**DESCRIPTION OF THE TASK**
Transcribe the records below exactly as they appear, omitting any pictures.

○ ○ ○ ○ ○ ○ ○

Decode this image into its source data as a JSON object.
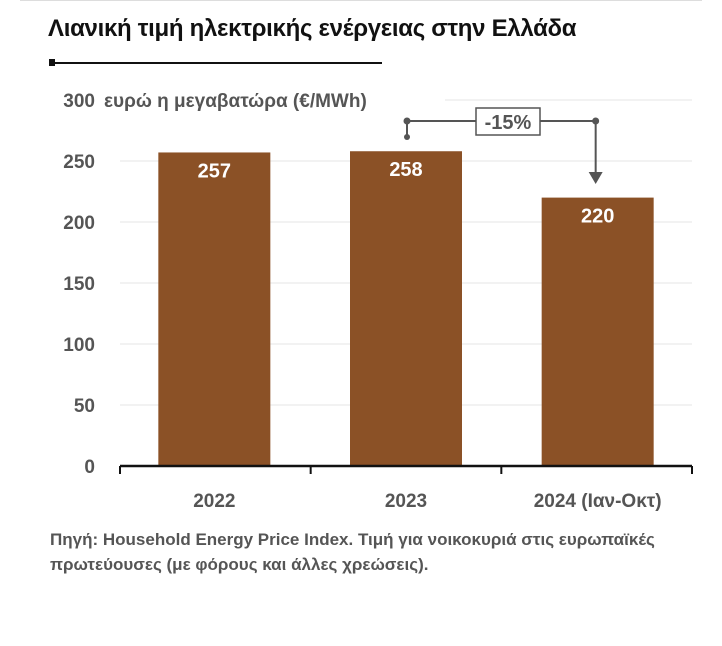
{
  "chart_data": {
    "type": "bar",
    "title": "Λιανική τιμή ηλεκτρικής ενέργειας στην Ελλάδα",
    "ylabel": "ευρώ η μεγαβατώρα (€/MWh)",
    "xlabel": "",
    "categories": [
      "2022",
      "2023",
      "2024 (Ιαν-Οκτ)"
    ],
    "values": [
      257,
      258,
      220
    ],
    "data_labels": [
      "257",
      "258",
      "220"
    ],
    "ylim": [
      0,
      300
    ],
    "yticks": [
      0,
      50,
      100,
      150,
      200,
      250,
      300
    ],
    "ytick_labels": [
      "0",
      "50",
      "100",
      "150",
      "200",
      "250",
      "300"
    ],
    "grid": true,
    "bar_color": "#8B5126",
    "annotation": {
      "label": "-15%",
      "from": "2023",
      "to": "2024 (Ιαν-Οκτ)"
    }
  },
  "note": "Πηγή: Household Energy Price Index. Τιμή για νοικοκυριά στις ευρωπαϊκές πρωτεύουσες (με φόρους και άλλες χρεώσεις)."
}
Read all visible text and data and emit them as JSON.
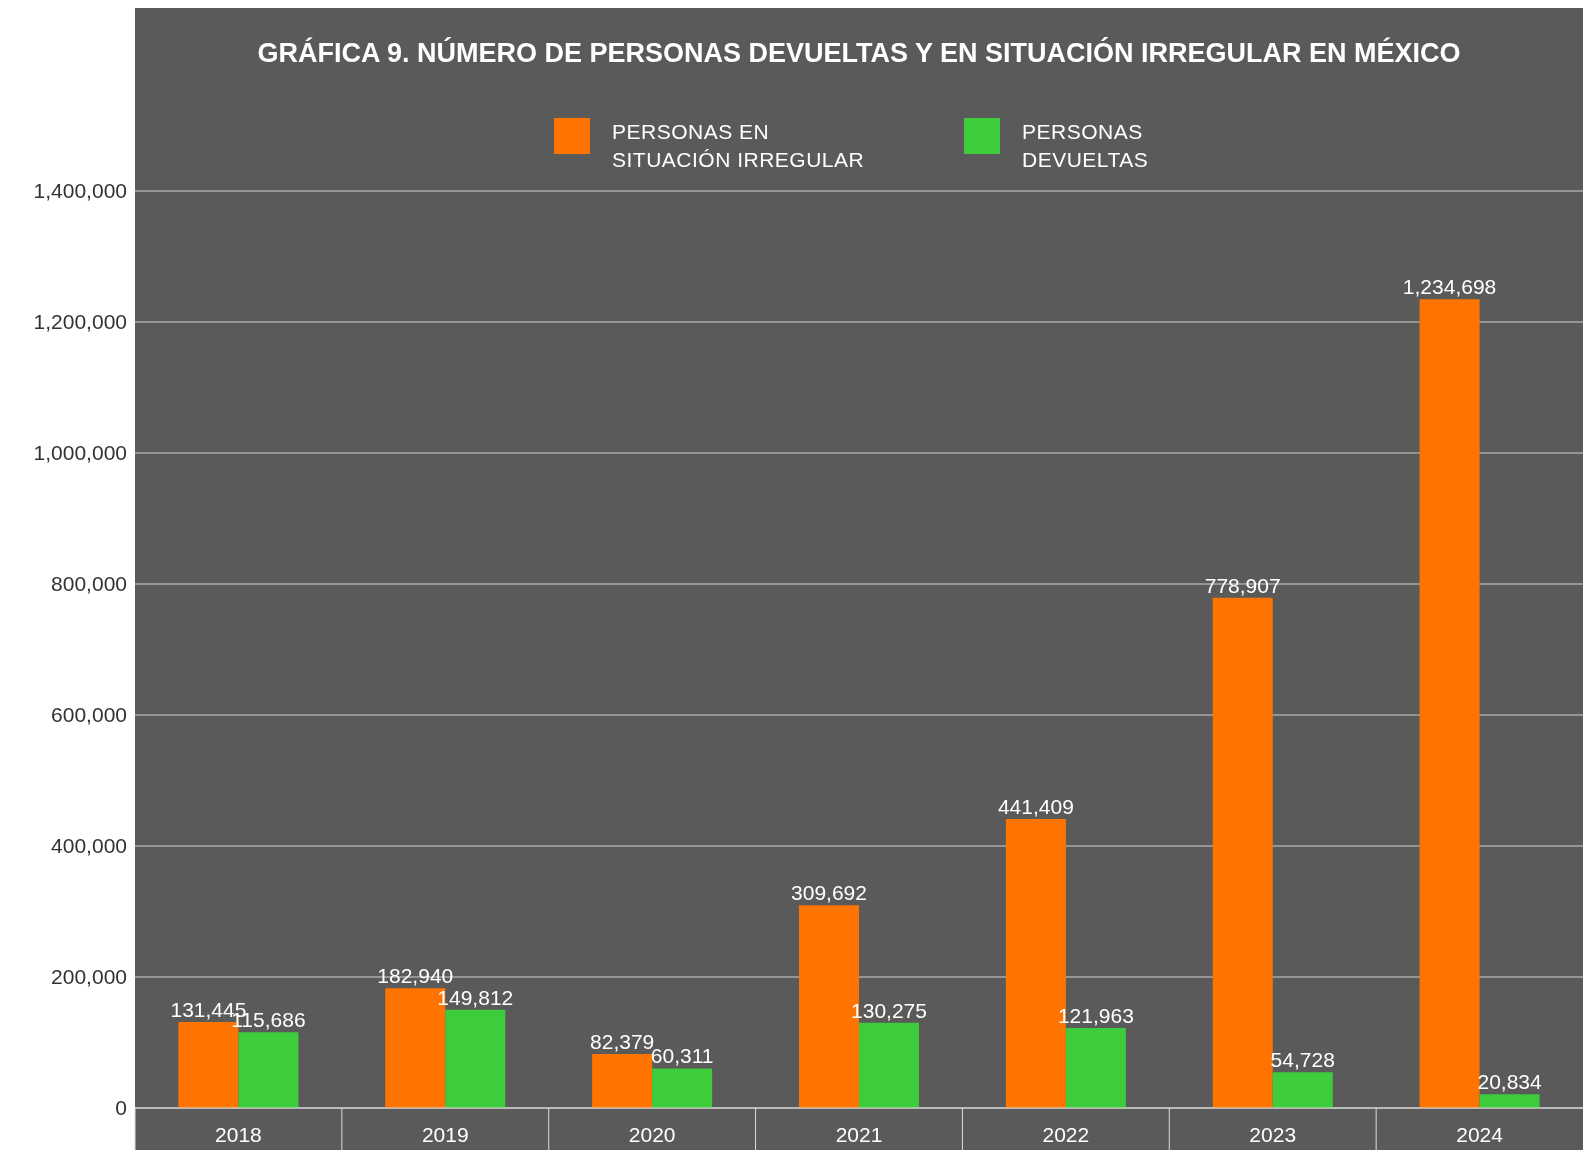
{
  "chart_data": {
    "type": "bar",
    "title": "GRÁFICA 9. NÚMERO DE PERSONAS DEVUELTAS Y EN SITUACIÓN IRREGULAR EN MÉXICO",
    "categories": [
      "2018",
      "2019",
      "2020",
      "2021",
      "2022",
      "2023",
      "2024"
    ],
    "series": [
      {
        "name": "PERSONAS EN SITUACIÓN IRREGULAR",
        "color": "#ff7400",
        "values": [
          131445,
          182940,
          82379,
          309692,
          441409,
          778907,
          1234698
        ],
        "value_labels": [
          "131,445",
          "182,940",
          "82,379",
          "309,692",
          "441,409",
          "778,907",
          "1,234,698"
        ]
      },
      {
        "name": "PERSONAS DEVUELTAS",
        "color": "#3ccc3c",
        "values": [
          115686,
          149812,
          60311,
          130275,
          121963,
          54728,
          20834
        ],
        "value_labels": [
          "115,686",
          "149,812",
          "60,311",
          "130,275",
          "121,963",
          "54,728",
          "20,834"
        ]
      }
    ],
    "ylim": [
      0,
      1400000
    ],
    "yticks": [
      {
        "value": 0,
        "label": "0"
      },
      {
        "value": 200000,
        "label": "200,000"
      },
      {
        "value": 400000,
        "label": "400,000"
      },
      {
        "value": 600000,
        "label": "600,000"
      },
      {
        "value": 800000,
        "label": "800,000"
      },
      {
        "value": 1000000,
        "label": "1,000,000"
      },
      {
        "value": 1200000,
        "label": "1,200,000"
      },
      {
        "value": 1400000,
        "label": "1,400,000"
      }
    ],
    "grid": "y",
    "legend": "top"
  }
}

○ ○ ○ ○ ○ ○ ○

**SOLVED PROBLEM**
Decode this image into its source data as a JSON object.
{
  "chart_data": {
    "type": "bar",
    "title": "Λιανική τιμή ηλεκτρικής ενέργειας στην Ελλάδα",
    "ylabel": "ευρώ η μεγαβατώρα (€/MWh)",
    "xlabel": "",
    "categories": [
      "2022",
      "2023",
      "2024 (Ιαν-Οκτ)"
    ],
    "values": [
      257,
      258,
      220
    ],
    "data_labels": [
      "257",
      "258",
      "220"
    ],
    "ylim": [
      0,
      300
    ],
    "yticks": [
      0,
      50,
      100,
      150,
      200,
      250,
      300
    ],
    "ytick_labels": [
      "0",
      "50",
      "100",
      "150",
      "200",
      "250",
      "300"
    ],
    "grid": true,
    "bar_color": "#8B5126",
    "annotation": {
      "label": "-15%",
      "from": "2023",
      "to": "2024 (Ιαν-Οκτ)"
    }
  },
  "note": "Πηγή: Household Energy Price Index. Τιμή για νοικοκυριά στις ευρωπαϊκές πρωτεύουσες (με φόρους και άλλες χρεώσεις)."
}
Read all visible text and data and emit them as JSON.
{
  "chart_data": {
    "type": "bar",
    "title": "GRÁFICA 9. NÚMERO DE PERSONAS DEVUELTAS Y EN SITUACIÓN IRREGULAR EN MÉXICO",
    "categories": [
      "2018",
      "2019",
      "2020",
      "2021",
      "2022",
      "2023",
      "2024"
    ],
    "series": [
      {
        "name": "PERSONAS EN SITUACIÓN IRREGULAR",
        "color": "#ff7400",
        "values": [
          131445,
          182940,
          82379,
          309692,
          441409,
          778907,
          1234698
        ],
        "value_labels": [
          "131,445",
          "182,940",
          "82,379",
          "309,692",
          "441,409",
          "778,907",
          "1,234,698"
        ]
      },
      {
        "name": "PERSONAS DEVUELTAS",
        "color": "#3ccc3c",
        "values": [
          115686,
          149812,
          60311,
          130275,
          121963,
          54728,
          20834
        ],
        "value_labels": [
          "115,686",
          "149,812",
          "60,311",
          "130,275",
          "121,963",
          "54,728",
          "20,834"
        ]
      }
    ],
    "ylim": [
      0,
      1400000
    ],
    "yticks": [
      {
        "value": 0,
        "label": "0"
      },
      {
        "value": 200000,
        "label": "200,000"
      },
      {
        "value": 400000,
        "label": "400,000"
      },
      {
        "value": 600000,
        "label": "600,000"
      },
      {
        "value": 800000,
        "label": "800,000"
      },
      {
        "value": 1000000,
        "label": "1,000,000"
      },
      {
        "value": 1200000,
        "label": "1,200,000"
      },
      {
        "value": 1400000,
        "label": "1,400,000"
      }
    ],
    "grid": "y",
    "legend": "top"
  }
}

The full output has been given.